**Your objective**
What you print must match the data line for line.

#### Extracted data

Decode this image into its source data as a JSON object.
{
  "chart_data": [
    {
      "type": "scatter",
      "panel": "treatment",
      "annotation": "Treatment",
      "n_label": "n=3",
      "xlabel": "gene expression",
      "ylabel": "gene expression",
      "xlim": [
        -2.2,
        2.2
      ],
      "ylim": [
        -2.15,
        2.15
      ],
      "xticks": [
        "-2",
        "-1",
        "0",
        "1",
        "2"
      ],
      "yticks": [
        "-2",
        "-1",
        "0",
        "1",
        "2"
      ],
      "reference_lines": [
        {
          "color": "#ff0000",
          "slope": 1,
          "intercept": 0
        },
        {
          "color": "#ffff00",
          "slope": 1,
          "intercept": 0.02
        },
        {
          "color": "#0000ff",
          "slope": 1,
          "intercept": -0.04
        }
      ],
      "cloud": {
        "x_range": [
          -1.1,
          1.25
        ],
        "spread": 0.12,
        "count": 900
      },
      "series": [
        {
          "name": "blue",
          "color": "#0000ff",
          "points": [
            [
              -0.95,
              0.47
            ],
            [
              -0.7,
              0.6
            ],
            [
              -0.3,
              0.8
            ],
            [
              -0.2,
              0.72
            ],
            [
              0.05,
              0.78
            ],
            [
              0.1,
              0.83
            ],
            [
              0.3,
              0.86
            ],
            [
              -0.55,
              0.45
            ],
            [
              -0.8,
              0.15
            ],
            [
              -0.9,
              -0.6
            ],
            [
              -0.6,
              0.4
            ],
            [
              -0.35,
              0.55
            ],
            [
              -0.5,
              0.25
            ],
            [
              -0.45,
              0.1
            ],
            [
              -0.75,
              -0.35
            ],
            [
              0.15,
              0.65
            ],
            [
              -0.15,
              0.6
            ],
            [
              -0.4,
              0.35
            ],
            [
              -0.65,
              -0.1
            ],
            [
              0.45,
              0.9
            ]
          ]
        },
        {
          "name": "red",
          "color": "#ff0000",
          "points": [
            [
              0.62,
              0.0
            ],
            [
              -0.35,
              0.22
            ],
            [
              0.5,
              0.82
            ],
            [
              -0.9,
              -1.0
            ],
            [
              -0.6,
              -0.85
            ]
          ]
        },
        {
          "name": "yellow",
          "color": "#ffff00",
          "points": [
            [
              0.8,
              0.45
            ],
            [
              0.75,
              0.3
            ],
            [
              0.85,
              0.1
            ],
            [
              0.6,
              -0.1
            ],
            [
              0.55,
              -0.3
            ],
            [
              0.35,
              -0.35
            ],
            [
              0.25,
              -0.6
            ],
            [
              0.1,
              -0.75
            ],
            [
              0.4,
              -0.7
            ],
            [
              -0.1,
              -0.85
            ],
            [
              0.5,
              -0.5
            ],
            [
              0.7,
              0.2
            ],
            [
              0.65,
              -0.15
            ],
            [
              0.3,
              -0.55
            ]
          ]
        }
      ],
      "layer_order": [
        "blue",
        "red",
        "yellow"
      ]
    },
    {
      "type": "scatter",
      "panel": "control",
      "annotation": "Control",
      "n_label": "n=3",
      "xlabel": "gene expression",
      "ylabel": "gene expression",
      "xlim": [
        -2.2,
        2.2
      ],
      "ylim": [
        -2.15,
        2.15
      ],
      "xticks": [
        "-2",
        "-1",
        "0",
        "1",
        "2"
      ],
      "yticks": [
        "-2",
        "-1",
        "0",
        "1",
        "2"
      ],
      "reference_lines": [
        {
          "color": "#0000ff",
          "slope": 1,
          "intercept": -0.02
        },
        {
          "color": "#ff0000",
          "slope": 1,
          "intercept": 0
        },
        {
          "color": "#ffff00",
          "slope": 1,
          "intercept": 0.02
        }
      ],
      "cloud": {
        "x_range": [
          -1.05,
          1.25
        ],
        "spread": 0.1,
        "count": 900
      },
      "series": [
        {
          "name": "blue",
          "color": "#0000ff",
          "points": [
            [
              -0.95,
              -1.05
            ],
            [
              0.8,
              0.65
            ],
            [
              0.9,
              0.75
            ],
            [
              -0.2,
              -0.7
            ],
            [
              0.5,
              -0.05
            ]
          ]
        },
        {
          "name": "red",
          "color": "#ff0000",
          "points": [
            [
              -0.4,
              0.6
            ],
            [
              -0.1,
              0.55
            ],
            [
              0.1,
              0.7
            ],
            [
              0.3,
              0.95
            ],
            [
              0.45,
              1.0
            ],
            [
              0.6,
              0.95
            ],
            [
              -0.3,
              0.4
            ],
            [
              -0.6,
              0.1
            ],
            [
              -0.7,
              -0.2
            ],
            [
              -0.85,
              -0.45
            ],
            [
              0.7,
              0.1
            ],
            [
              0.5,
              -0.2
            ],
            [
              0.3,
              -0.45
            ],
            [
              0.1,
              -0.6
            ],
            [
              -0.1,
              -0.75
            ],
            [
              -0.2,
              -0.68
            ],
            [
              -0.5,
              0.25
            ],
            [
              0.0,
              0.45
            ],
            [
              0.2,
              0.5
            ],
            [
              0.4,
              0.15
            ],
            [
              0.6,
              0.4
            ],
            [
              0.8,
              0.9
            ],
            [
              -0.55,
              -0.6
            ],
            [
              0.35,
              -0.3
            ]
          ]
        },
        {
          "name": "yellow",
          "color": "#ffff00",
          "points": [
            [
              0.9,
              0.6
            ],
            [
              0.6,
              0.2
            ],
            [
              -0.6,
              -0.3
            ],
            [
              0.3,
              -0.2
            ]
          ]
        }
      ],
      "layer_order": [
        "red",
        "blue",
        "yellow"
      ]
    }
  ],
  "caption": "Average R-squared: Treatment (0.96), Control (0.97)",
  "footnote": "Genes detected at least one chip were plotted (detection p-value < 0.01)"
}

########

**Reply**
Decode this image into its source data as a JSON object.
{
  "chart_data": [
    {
      "type": "scatter",
      "panel": "treatment",
      "annotation": "Treatment",
      "n_label": "n=3",
      "xlabel": "gene expression",
      "ylabel": "gene expression",
      "xlim": [
        -2.2,
        2.2
      ],
      "ylim": [
        -2.15,
        2.15
      ],
      "xticks": [
        "-2",
        "-1",
        "0",
        "1",
        "2"
      ],
      "yticks": [
        "-2",
        "-1",
        "0",
        "1",
        "2"
      ],
      "reference_lines": [
        {
          "color": "#ff0000",
          "slope": 1,
          "intercept": 0
        },
        {
          "color": "#ffff00",
          "slope": 1,
          "intercept": 0.02
        },
        {
          "color": "#0000ff",
          "slope": 1,
          "intercept": -0.04
        }
      ],
      "cloud": {
        "x_range": [
          -1.1,
          1.25
        ],
        "spread": 0.12,
        "count": 900
      },
      "series": [
        {
          "name": "blue",
          "color": "#0000ff",
          "points": [
            [
              -0.95,
              0.47
            ],
            [
              -0.7,
              0.6
            ],
            [
              -0.3,
              0.8
            ],
            [
              -0.2,
              0.72
            ],
            [
              0.05,
              0.78
            ],
            [
              0.1,
              0.83
            ],
            [
              0.3,
              0.86
            ],
            [
              -0.55,
              0.45
            ],
            [
              -0.8,
              0.15
            ],
            [
              -0.9,
              -0.6
            ],
            [
              -0.6,
              0.4
            ],
            [
              -0.35,
              0.55
            ],
            [
              -0.5,
              0.25
            ],
            [
              -0.45,
              0.1
            ],
            [
              -0.75,
              -0.35
            ],
            [
              0.15,
              0.65
            ],
            [
              -0.15,
              0.6
            ],
            [
              -0.4,
              0.35
            ],
            [
              -0.65,
              -0.1
            ],
            [
              0.45,
              0.9
            ]
          ]
        },
        {
          "name": "red",
          "color": "#ff0000",
          "points": [
            [
              0.62,
              0.0
            ],
            [
              -0.35,
              0.22
            ],
            [
              0.5,
              0.82
            ],
            [
              -0.9,
              -1.0
            ],
            [
              -0.6,
              -0.85
            ]
          ]
        },
        {
          "name": "yellow",
          "color": "#ffff00",
          "points": [
            [
              0.8,
              0.45
            ],
            [
              0.75,
              0.3
            ],
            [
              0.85,
              0.1
            ],
            [
              0.6,
              -0.1
            ],
            [
              0.55,
              -0.3
            ],
            [
              0.35,
              -0.35
            ],
            [
              0.25,
              -0.6
            ],
            [
              0.1,
              -0.75
            ],
            [
              0.4,
              -0.7
            ],
            [
              -0.1,
              -0.85
            ],
            [
              0.5,
              -0.5
            ],
            [
              0.7,
              0.2
            ],
            [
              0.65,
              -0.15
            ],
            [
              0.3,
              -0.55
            ]
          ]
        }
      ],
      "layer_order": [
        "blue",
        "red",
        "yellow"
      ]
    },
    {
      "type": "scatter",
      "panel": "control",
      "annotation": "Control",
      "n_label": "n=3",
      "xlabel": "gene expression",
      "ylabel": "gene expression",
      "xlim": [
        -2.2,
        2.2
      ],
      "ylim": [
        -2.15,
        2.15
      ],
      "xticks": [
        "-2",
        "-1",
        "0",
        "1",
        "2"
      ],
      "yticks": [
        "-2",
        "-1",
        "0",
        "1",
        "2"
      ],
      "reference_lines": [
        {
          "color": "#0000ff",
          "slope": 1,
          "intercept": -0.02
        },
        {
          "color": "#ff0000",
          "slope": 1,
          "intercept": 0
        },
        {
          "color": "#ffff00",
          "slope": 1,
          "intercept": 0.02
        }
      ],
      "cloud": {
        "x_range": [
          -1.05,
          1.25
        ],
        "spread": 0.1,
        "count": 900
      },
      "series": [
        {
          "name": "blue",
          "color": "#0000ff",
          "points": [
            [
              -0.95,
              -1.05
            ],
            [
              0.8,
              0.65
            ],
            [
              0.9,
              0.75
            ],
            [
              -0.2,
              -0.7
            ],
            [
              0.5,
              -0.05
            ]
          ]
        },
        {
          "name": "red",
          "color": "#ff0000",
          "points": [
            [
              -0.4,
              0.6
            ],
            [
              -0.1,
              0.55
            ],
            [
              0.1,
              0.7
            ],
            [
              0.3,
              0.95
            ],
            [
              0.45,
              1.0
            ],
            [
              0.6,
              0.95
            ],
            [
              -0.3,
              0.4
            ],
            [
              -0.6,
              0.1
            ],
            [
              -0.7,
              -0.2
            ],
            [
              -0.85,
              -0.45
            ],
            [
              0.7,
              0.1
            ],
            [
              0.5,
              -0.2
            ],
            [
              0.3,
              -0.45
            ],
            [
              0.1,
              -0.6
            ],
            [
              -0.1,
              -0.75
            ],
            [
              -0.2,
              -0.68
            ],
            [
              -0.5,
              0.25
            ],
            [
              0.0,
              0.45
            ],
            [
              0.2,
              0.5
            ],
            [
              0.4,
              0.15
            ],
            [
              0.6,
              0.4
            ],
            [
              0.8,
              0.9
            ],
            [
              -0.55,
              -0.6
            ],
            [
              0.35,
              -0.3
            ]
          ]
        },
        {
          "name": "yellow",
          "color": "#ffff00",
          "points": [
            [
              0.9,
              0.6
            ],
            [
              0.6,
              0.2
            ],
            [
              -0.6,
              -0.3
            ],
            [
              0.3,
              -0.2
            ]
          ]
        }
      ],
      "layer_order": [
        "red",
        "blue",
        "yellow"
      ]
    }
  ],
  "caption": "Average R-squared: Treatment (0.96), Control (0.97)",
  "footnote": "Genes detected at least one chip were plotted (detection p-value < 0.01)"
}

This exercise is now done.